Problem statement = Retype the records below exactly as they appear.

Provided data =
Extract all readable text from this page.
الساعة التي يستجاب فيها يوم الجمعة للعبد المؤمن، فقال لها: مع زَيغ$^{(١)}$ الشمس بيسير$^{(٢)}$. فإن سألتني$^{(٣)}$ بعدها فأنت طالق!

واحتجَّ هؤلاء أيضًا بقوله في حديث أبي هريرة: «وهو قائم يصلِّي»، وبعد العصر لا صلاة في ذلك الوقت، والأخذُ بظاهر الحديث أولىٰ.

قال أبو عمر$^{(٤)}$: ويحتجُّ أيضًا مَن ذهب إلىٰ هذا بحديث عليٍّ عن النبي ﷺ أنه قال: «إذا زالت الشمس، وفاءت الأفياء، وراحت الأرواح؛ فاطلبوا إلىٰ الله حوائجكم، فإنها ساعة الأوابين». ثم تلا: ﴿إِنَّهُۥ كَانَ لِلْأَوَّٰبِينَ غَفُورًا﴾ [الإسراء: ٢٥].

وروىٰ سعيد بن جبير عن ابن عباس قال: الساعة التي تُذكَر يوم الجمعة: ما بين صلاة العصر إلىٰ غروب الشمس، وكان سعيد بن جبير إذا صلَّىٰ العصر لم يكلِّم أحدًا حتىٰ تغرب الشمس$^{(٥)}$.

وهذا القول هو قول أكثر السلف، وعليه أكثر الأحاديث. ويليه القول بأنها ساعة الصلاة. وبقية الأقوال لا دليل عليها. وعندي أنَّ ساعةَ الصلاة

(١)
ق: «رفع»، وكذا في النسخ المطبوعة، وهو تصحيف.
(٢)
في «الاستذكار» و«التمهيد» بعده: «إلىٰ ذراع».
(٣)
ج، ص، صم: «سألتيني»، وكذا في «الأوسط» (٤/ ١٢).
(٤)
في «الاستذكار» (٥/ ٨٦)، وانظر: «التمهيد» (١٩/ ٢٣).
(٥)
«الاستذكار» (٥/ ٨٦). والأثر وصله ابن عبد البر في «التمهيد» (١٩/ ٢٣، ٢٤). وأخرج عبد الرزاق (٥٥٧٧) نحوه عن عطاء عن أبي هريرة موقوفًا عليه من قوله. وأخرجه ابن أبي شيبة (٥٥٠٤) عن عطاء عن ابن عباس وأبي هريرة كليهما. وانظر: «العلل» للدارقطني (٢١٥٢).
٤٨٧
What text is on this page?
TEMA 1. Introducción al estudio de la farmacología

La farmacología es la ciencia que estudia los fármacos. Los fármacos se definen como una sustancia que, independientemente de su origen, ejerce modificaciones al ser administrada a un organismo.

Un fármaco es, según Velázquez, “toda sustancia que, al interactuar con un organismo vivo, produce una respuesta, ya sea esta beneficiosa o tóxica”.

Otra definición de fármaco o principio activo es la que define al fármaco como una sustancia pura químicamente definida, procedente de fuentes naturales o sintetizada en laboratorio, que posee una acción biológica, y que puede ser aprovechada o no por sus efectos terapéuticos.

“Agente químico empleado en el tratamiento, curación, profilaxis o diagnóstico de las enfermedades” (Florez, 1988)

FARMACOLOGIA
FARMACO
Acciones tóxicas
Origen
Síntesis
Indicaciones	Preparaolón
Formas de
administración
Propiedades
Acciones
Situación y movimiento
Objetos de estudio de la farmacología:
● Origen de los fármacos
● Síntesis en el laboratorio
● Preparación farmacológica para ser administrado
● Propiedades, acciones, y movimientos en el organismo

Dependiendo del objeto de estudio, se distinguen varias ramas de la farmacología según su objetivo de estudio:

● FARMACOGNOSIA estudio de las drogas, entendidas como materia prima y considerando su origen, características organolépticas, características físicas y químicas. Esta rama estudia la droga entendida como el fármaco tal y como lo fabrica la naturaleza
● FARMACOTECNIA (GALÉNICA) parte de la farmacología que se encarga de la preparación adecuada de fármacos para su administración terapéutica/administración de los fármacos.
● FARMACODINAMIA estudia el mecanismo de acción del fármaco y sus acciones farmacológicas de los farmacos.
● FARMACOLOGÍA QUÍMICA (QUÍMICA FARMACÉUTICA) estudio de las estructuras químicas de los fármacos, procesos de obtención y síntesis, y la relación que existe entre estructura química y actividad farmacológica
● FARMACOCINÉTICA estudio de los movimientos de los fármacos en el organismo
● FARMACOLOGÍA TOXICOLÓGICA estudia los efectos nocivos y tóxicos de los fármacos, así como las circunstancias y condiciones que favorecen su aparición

Output for this exercise =
Extract all readable text from this page.
الساعة التي يستجاب فيها يوم الجمعة للعبد المؤمن، فقال لها: مع زَيغ$^{(١)}$ الشمس بيسير$^{(٢)}$. فإن سألتني$^{(٣)}$ بعدها فأنت طالق!

واحتجَّ هؤلاء أيضًا بقوله في حديث أبي هريرة: «وهو قائم يصلِّي»، وبعد العصر لا صلاة في ذلك الوقت، والأخذُ بظاهر الحديث أولىٰ.

قال أبو عمر$^{(٤)}$: ويحتجُّ أيضًا مَن ذهب إلىٰ هذا بحديث عليٍّ عن النبي ﷺ أنه قال: «إذا زالت الشمس، وفاءت الأفياء، وراحت الأرواح؛ فاطلبوا إلىٰ الله حوائجكم، فإنها ساعة الأوابين». ثم تلا: ﴿إِنَّهُۥ كَانَ لِلْأَوَّٰبِينَ غَفُورًا﴾ [الإسراء: ٢٥].

وروىٰ سعيد بن جبير عن ابن عباس قال: الساعة التي تُذكَر يوم الجمعة: ما بين صلاة العصر إلىٰ غروب الشمس، وكان سعيد بن جبير إذا صلَّىٰ العصر لم يكلِّم أحدًا حتىٰ تغرب الشمس$^{(٥)}$.

وهذا القول هو قول أكثر السلف، وعليه أكثر الأحاديث. ويليه القول بأنها ساعة الصلاة. وبقية الأقوال لا دليل عليها. وعندي أنَّ ساعةَ الصلاة

(١)
ق: «رفع»، وكذا في النسخ المطبوعة، وهو تصحيف.
(٢)
في «الاستذكار» و«التمهيد» بعده: «إلىٰ ذراع».
(٣)
ج، ص، صم: «سألتيني»، وكذا في «الأوسط» (٤/ ١٢).
(٤)
في «الاستذكار» (٥/ ٨٦)، وانظر: «التمهيد» (١٩/ ٢٣).
(٥)
«الاستذكار» (٥/ ٨٦). والأثر وصله ابن عبد البر في «التمهيد» (١٩/ ٢٣، ٢٤). وأخرج عبد الرزاق (٥٥٧٧) نحوه عن عطاء عن أبي هريرة موقوفًا عليه من قوله. وأخرجه ابن أبي شيبة (٥٥٠٤) عن عطاء عن ابن عباس وأبي هريرة كليهما. وانظر: «العلل» للدارقطني (٢١٥٢).
٤٨٧
What text is on this page?
TEMA 1. Introducción al estudio de la farmacología

La farmacología es la ciencia que estudia los fármacos. Los fármacos se definen como una sustancia que, independientemente de su origen, ejerce modificaciones al ser administrada a un organismo.

Un fármaco es, según Velázquez, “toda sustancia que, al interactuar con un organismo vivo, produce una respuesta, ya sea esta beneficiosa o tóxica”.

Otra definición de fármaco o principio activo es la que define al fármaco como una sustancia pura químicamente definida, procedente de fuentes naturales o sintetizada en laboratorio, que posee una acción biológica, y que puede ser aprovechada o no por sus efectos terapéuticos.

“Agente químico empleado en el tratamiento, curación, profilaxis o diagnóstico de las enfermedades” (Florez, 1988)

FARMACOLOGIA
FARMACO
Acciones tóxicas
Origen
Síntesis
Indicaciones	Preparaolón
Formas de
administración
Propiedades
Acciones
Situación y movimiento
Objetos de estudio de la farmacología:
● Origen de los fármacos
● Síntesis en el laboratorio
● Preparación farmacológica para ser administrado
● Propiedades, acciones, y movimientos en el organismo

Dependiendo del objeto de estudio, se distinguen varias ramas de la farmacología según su objetivo de estudio:

● FARMACOGNOSIA estudio de las drogas, entendidas como materia prima y considerando su origen, características organolépticas, características físicas y químicas. Esta rama estudia la droga entendida como el fármaco tal y como lo fabrica la naturaleza
● FARMACOTECNIA (GALÉNICA) parte de la farmacología que se encarga de la preparación adecuada de fármacos para su administración terapéutica/administración de los fármacos.
● FARMACODINAMIA estudia el mecanismo de acción del fármaco y sus acciones farmacológicas de los farmacos.
● FARMACOLOGÍA QUÍMICA (QUÍMICA FARMACÉUTICA) estudio de las estructuras químicas de los fármacos, procesos de obtención y síntesis, y la relación que existe entre estructura química y actividad farmacológica
● FARMACOCINÉTICA estudio de los movimientos de los fármacos en el organismo
● FARMACOLOGÍA TOXICOLÓGICA estudia los efectos nocivos y tóxicos de los fármacos, así como las circunstancias y condiciones que favorecen su aparición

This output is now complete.